Below are some records; retype all of them exactly.

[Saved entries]
=-=-=
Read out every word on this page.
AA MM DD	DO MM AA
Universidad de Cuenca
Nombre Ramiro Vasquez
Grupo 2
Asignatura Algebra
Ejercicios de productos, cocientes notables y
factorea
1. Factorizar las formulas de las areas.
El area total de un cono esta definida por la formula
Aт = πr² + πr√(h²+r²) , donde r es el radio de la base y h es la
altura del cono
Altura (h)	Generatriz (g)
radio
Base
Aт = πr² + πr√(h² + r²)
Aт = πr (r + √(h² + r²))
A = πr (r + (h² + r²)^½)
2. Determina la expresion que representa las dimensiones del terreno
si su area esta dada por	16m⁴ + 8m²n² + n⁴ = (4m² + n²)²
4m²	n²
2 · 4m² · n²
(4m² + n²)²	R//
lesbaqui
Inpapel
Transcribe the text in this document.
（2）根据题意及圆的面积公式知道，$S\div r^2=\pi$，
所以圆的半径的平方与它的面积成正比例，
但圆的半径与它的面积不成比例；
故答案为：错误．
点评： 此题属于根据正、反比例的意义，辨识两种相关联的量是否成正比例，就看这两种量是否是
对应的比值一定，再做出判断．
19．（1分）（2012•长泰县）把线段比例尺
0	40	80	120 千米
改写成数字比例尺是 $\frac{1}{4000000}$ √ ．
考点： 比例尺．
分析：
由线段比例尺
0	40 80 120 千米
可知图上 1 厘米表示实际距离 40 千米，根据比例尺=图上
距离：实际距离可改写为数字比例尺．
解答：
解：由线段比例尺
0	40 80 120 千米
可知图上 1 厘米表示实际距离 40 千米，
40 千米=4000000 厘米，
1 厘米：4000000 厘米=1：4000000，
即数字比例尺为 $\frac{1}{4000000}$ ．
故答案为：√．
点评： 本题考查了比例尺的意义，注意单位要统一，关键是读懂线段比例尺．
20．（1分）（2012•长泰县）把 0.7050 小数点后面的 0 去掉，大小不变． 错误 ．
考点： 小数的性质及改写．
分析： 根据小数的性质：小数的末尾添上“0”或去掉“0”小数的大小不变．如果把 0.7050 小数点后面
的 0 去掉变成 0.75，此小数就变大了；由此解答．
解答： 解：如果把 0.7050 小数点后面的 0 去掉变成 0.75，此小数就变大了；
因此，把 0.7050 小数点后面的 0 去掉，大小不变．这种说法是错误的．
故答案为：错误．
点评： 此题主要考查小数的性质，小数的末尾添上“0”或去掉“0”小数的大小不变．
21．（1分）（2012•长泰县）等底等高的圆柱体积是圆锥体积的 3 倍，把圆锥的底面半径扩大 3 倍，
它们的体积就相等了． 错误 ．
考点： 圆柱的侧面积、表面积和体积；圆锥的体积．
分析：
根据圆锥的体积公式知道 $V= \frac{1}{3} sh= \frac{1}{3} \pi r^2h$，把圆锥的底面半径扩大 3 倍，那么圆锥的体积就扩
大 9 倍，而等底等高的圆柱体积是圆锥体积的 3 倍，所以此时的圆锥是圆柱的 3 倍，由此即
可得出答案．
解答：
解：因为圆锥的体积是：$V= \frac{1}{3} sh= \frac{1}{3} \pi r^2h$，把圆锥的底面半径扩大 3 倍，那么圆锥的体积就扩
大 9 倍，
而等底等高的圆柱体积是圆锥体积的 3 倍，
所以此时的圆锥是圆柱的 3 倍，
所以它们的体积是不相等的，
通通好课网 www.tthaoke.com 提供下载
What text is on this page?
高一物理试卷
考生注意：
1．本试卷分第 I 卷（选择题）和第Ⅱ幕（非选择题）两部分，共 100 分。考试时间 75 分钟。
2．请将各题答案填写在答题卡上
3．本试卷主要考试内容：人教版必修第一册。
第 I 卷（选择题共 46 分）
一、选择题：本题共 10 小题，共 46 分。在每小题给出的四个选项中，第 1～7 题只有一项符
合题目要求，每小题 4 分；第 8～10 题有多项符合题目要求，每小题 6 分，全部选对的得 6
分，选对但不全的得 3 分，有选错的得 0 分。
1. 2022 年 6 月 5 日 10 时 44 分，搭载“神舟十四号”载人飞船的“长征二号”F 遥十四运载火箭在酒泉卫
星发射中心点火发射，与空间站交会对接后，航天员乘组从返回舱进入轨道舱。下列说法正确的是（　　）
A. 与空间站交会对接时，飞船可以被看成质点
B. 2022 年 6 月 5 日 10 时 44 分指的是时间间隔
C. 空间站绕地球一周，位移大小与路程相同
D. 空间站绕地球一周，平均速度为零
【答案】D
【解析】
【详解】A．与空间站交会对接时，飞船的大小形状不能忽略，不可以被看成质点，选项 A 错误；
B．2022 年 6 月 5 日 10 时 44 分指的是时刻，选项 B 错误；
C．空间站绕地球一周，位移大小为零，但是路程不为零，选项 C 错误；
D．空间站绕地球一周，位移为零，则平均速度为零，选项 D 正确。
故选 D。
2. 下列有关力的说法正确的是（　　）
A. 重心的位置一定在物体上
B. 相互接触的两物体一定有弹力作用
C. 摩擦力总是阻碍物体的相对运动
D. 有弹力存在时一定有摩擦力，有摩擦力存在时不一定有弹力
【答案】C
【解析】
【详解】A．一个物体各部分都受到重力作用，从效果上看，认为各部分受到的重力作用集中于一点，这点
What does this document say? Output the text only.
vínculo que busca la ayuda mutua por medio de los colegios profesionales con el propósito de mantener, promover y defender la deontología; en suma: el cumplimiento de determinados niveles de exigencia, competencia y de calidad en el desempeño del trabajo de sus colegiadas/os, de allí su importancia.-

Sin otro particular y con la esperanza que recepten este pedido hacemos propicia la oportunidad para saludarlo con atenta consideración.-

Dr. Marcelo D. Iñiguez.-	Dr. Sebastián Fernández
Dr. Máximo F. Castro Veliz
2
=-=-=
Answer to the task:
Read out every word on this page.
AA MM DD	DO MM AA
Universidad de Cuenca
Nombre Ramiro Vasquez
Grupo 2
Asignatura Algebra
Ejercicios de productos, cocientes notables y
factorea
1. Factorizar las formulas de las areas.
El area total de un cono esta definida por la formula
Aт = πr² + πr√(h²+r²) , donde r es el radio de la base y h es la
altura del cono
Altura (h)	Generatriz (g)
radio
Base
Aт = πr² + πr√(h² + r²)
Aт = πr (r + √(h² + r²))
A = πr (r + (h² + r²)^½)
2. Determina la expresion que representa las dimensiones del terreno
si su area esta dada por	16m⁴ + 8m²n² + n⁴ = (4m² + n²)²
4m²	n²
2 · 4m² · n²
(4m² + n²)²	R//
lesbaqui
Inpapel
Transcribe the text in this document.
（2）根据题意及圆的面积公式知道，$S\div r^2=\pi$，
所以圆的半径的平方与它的面积成正比例，
但圆的半径与它的面积不成比例；
故答案为：错误．
点评： 此题属于根据正、反比例的意义，辨识两种相关联的量是否成正比例，就看这两种量是否是
对应的比值一定，再做出判断．
19．（1分）（2012•长泰县）把线段比例尺
0	40	80	120 千米
改写成数字比例尺是 $\frac{1}{4000000}$ √ ．
考点： 比例尺．
分析：
由线段比例尺
0	40 80 120 千米
可知图上 1 厘米表示实际距离 40 千米，根据比例尺=图上
距离：实际距离可改写为数字比例尺．
解答：
解：由线段比例尺
0	40 80 120 千米
可知图上 1 厘米表示实际距离 40 千米，
40 千米=4000000 厘米，
1 厘米：4000000 厘米=1：4000000，
即数字比例尺为 $\frac{1}{4000000}$ ．
故答案为：√．
点评： 本题考查了比例尺的意义，注意单位要统一，关键是读懂线段比例尺．
20．（1分）（2012•长泰县）把 0.7050 小数点后面的 0 去掉，大小不变． 错误 ．
考点： 小数的性质及改写．
分析： 根据小数的性质：小数的末尾添上“0”或去掉“0”小数的大小不变．如果把 0.7050 小数点后面
的 0 去掉变成 0.75，此小数就变大了；由此解答．
解答： 解：如果把 0.7050 小数点后面的 0 去掉变成 0.75，此小数就变大了；
因此，把 0.7050 小数点后面的 0 去掉，大小不变．这种说法是错误的．
故答案为：错误．
点评： 此题主要考查小数的性质，小数的末尾添上“0”或去掉“0”小数的大小不变．
21．（1分）（2012•长泰县）等底等高的圆柱体积是圆锥体积的 3 倍，把圆锥的底面半径扩大 3 倍，
它们的体积就相等了． 错误 ．
考点： 圆柱的侧面积、表面积和体积；圆锥的体积．
分析：
根据圆锥的体积公式知道 $V= \frac{1}{3} sh= \frac{1}{3} \pi r^2h$，把圆锥的底面半径扩大 3 倍，那么圆锥的体积就扩
大 9 倍，而等底等高的圆柱体积是圆锥体积的 3 倍，所以此时的圆锥是圆柱的 3 倍，由此即
可得出答案．
解答：
解：因为圆锥的体积是：$V= \frac{1}{3} sh= \frac{1}{3} \pi r^2h$，把圆锥的底面半径扩大 3 倍，那么圆锥的体积就扩
大 9 倍，
而等底等高的圆柱体积是圆锥体积的 3 倍，
所以此时的圆锥是圆柱的 3 倍，
所以它们的体积是不相等的，
通通好课网 www.tthaoke.com 提供下载
What text is on this page?
高一物理试卷
考生注意：
1．本试卷分第 I 卷（选择题）和第Ⅱ幕（非选择题）两部分，共 100 分。考试时间 75 分钟。
2．请将各题答案填写在答题卡上
3．本试卷主要考试内容：人教版必修第一册。
第 I 卷（选择题共 46 分）
一、选择题：本题共 10 小题，共 46 分。在每小题给出的四个选项中，第 1～7 题只有一项符
合题目要求，每小题 4 分；第 8～10 题有多项符合题目要求，每小题 6 分，全部选对的得 6
分，选对但不全的得 3 分，有选错的得 0 分。
1. 2022 年 6 月 5 日 10 时 44 分，搭载“神舟十四号”载人飞船的“长征二号”F 遥十四运载火箭在酒泉卫
星发射中心点火发射，与空间站交会对接后，航天员乘组从返回舱进入轨道舱。下列说法正确的是（　　）
A. 与空间站交会对接时，飞船可以被看成质点
B. 2022 年 6 月 5 日 10 时 44 分指的是时间间隔
C. 空间站绕地球一周，位移大小与路程相同
D. 空间站绕地球一周，平均速度为零
【答案】D
【解析】
【详解】A．与空间站交会对接时，飞船的大小形状不能忽略，不可以被看成质点，选项 A 错误；
B．2022 年 6 月 5 日 10 时 44 分指的是时刻，选项 B 错误；
C．空间站绕地球一周，位移大小为零，但是路程不为零，选项 C 错误；
D．空间站绕地球一周，位移为零，则平均速度为零，选项 D 正确。
故选 D。
2. 下列有关力的说法正确的是（　　）
A. 重心的位置一定在物体上
B. 相互接触的两物体一定有弹力作用
C. 摩擦力总是阻碍物体的相对运动
D. 有弹力存在时一定有摩擦力，有摩擦力存在时不一定有弹力
【答案】C
【解析】
【详解】A．一个物体各部分都受到重力作用，从效果上看，认为各部分受到的重力作用集中于一点，这点
What does this document say? Output the text only.
vínculo que busca la ayuda mutua por medio de los colegios profesionales con el propósito de mantener, promover y defender la deontología; en suma: el cumplimiento de determinados niveles de exigencia, competencia y de calidad en el desempeño del trabajo de sus colegiadas/os, de allí su importancia.-

Sin otro particular y con la esperanza que recepten este pedido hacemos propicia la oportunidad para saludarlo con atenta consideración.-

Dr. Marcelo D. Iñiguez.-	Dr. Sebastián Fernández
Dr. Máximo F. Castro Veliz
2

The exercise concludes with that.